What you should do
Using the data beneath, show every line that includes the word "باݢي".

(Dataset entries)
________________________
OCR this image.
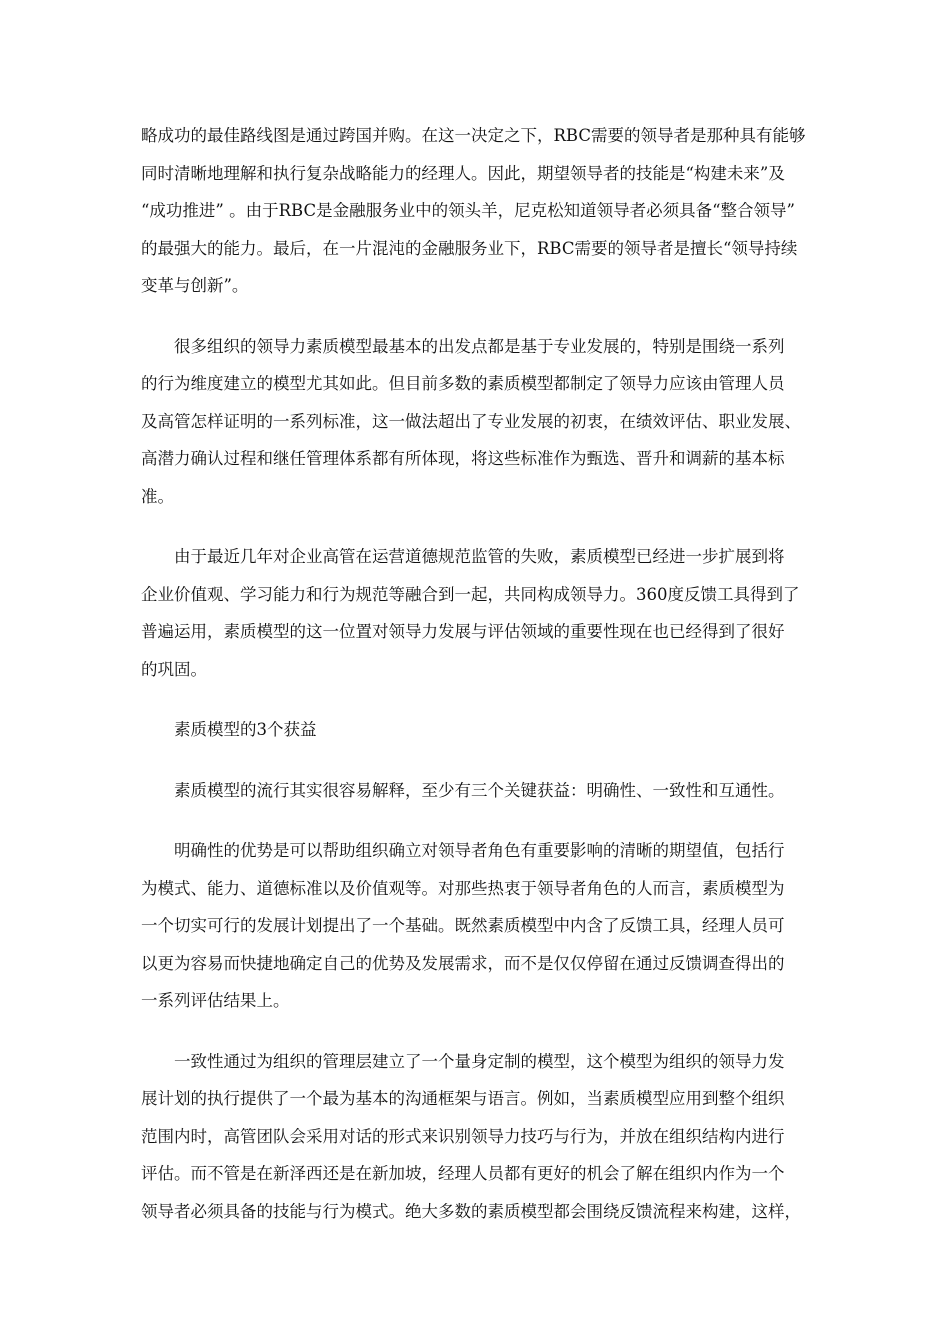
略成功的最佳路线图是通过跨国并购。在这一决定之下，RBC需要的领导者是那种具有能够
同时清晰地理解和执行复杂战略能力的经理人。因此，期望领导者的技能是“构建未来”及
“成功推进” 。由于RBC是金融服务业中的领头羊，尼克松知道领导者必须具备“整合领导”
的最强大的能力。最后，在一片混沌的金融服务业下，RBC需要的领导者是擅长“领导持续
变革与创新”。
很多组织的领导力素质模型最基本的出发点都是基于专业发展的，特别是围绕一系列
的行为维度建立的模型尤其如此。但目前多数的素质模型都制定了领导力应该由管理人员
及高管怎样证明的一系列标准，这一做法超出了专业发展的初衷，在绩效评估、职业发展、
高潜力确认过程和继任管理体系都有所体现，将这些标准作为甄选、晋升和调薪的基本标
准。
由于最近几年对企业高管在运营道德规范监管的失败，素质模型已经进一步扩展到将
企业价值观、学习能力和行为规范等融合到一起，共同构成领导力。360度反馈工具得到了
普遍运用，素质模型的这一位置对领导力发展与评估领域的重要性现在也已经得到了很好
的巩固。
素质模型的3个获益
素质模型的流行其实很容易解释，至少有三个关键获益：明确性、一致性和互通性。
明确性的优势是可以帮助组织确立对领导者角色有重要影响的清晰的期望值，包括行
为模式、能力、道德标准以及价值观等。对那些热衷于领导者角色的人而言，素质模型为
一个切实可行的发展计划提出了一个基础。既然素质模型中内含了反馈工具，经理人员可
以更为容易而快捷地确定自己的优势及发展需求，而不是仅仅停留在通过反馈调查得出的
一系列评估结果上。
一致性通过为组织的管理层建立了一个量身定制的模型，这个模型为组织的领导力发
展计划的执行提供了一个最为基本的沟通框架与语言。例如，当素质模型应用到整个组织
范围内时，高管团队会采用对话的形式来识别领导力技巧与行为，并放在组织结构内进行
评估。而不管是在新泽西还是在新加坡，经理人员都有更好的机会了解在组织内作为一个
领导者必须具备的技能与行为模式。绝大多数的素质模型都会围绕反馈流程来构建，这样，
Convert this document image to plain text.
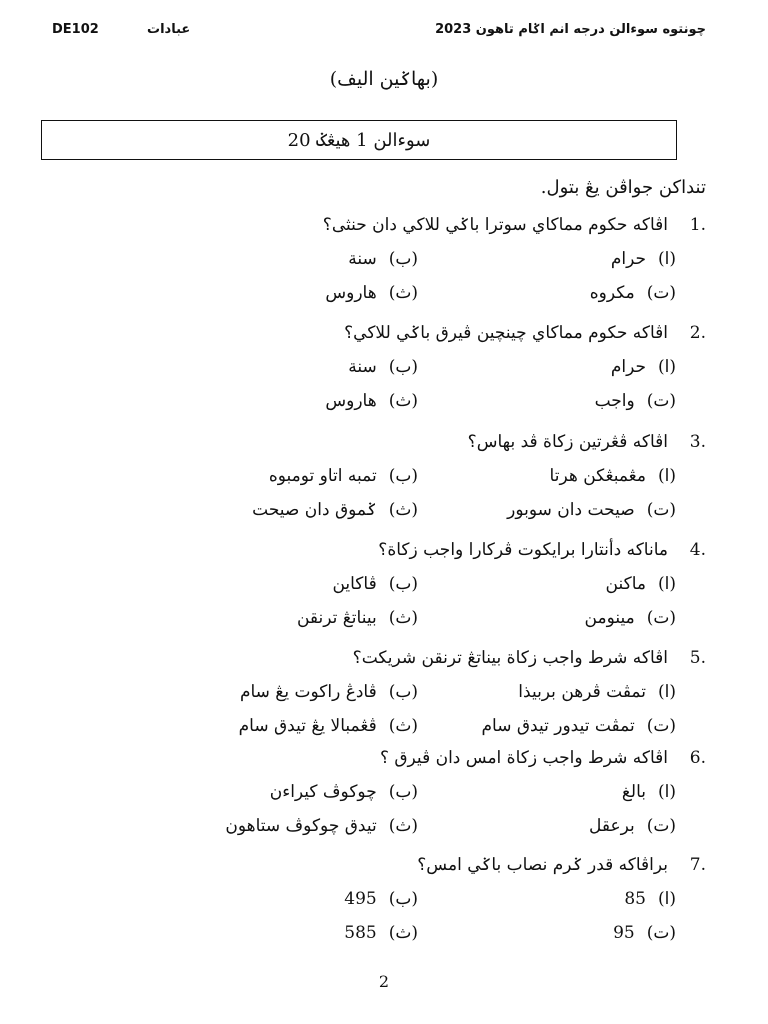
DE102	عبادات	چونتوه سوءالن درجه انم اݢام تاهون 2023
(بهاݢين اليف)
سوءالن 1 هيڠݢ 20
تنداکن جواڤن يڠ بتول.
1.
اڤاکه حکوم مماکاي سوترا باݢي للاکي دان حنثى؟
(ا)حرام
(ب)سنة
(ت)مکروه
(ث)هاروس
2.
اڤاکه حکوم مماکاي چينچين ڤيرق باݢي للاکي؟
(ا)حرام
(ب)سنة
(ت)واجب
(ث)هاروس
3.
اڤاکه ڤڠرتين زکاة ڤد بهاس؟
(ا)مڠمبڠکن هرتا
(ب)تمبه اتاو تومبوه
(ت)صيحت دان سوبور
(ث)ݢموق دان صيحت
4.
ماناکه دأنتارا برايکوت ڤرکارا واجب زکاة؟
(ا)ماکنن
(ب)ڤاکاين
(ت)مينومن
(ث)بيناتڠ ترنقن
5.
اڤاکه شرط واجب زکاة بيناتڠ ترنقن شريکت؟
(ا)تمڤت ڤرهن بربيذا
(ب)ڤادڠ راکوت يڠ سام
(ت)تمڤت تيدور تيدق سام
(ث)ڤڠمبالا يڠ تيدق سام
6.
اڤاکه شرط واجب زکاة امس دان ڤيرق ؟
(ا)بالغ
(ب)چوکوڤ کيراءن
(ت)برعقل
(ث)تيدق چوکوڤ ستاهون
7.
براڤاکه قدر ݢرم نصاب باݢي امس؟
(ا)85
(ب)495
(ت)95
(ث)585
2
________________________
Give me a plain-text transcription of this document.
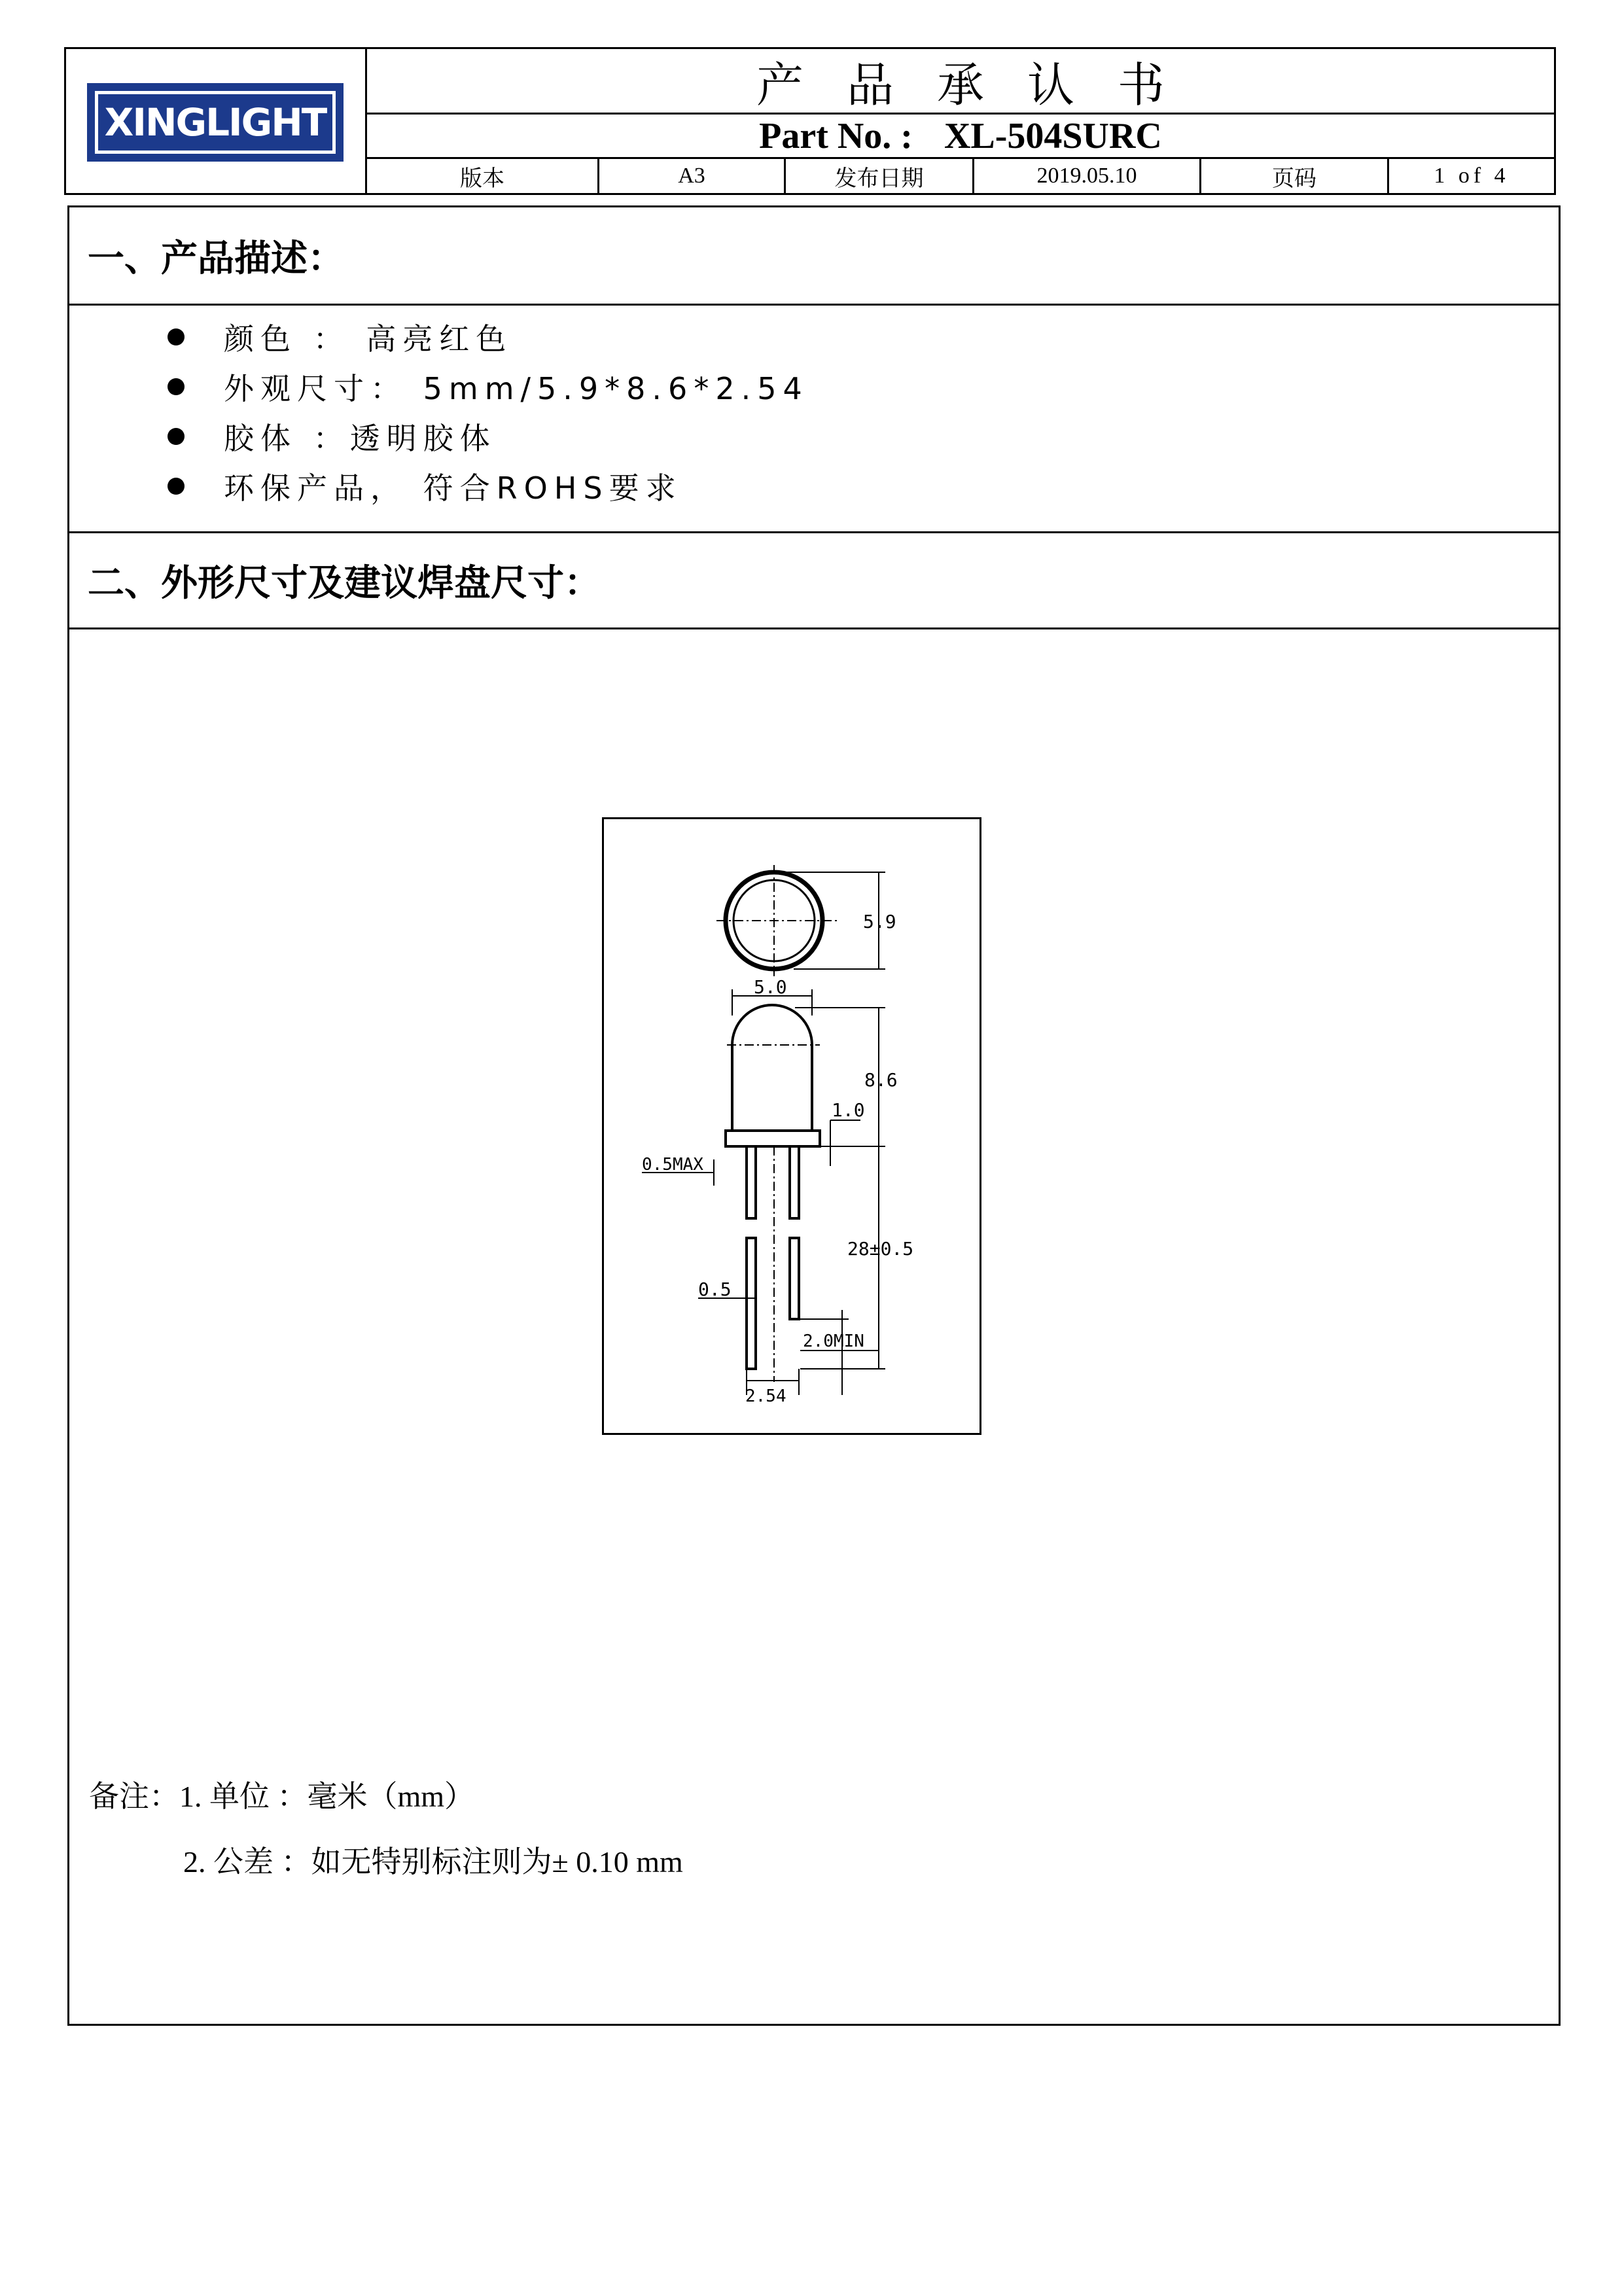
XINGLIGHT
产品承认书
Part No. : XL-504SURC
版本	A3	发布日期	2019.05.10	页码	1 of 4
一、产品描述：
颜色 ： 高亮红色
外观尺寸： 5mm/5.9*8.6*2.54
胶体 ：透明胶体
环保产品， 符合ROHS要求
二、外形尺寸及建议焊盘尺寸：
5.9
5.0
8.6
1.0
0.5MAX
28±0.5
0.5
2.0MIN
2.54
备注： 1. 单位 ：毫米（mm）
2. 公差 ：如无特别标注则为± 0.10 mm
________________________
Exercise result
اڤاکه حکوم مماکاي سوترا باݢي للاکي دان حنثى؟
اڤاکه حکوم مماکاي چينچين ڤيرق باݢي للاکي؟
براڤاکه قدر ݢرم نصاب باݢي امس؟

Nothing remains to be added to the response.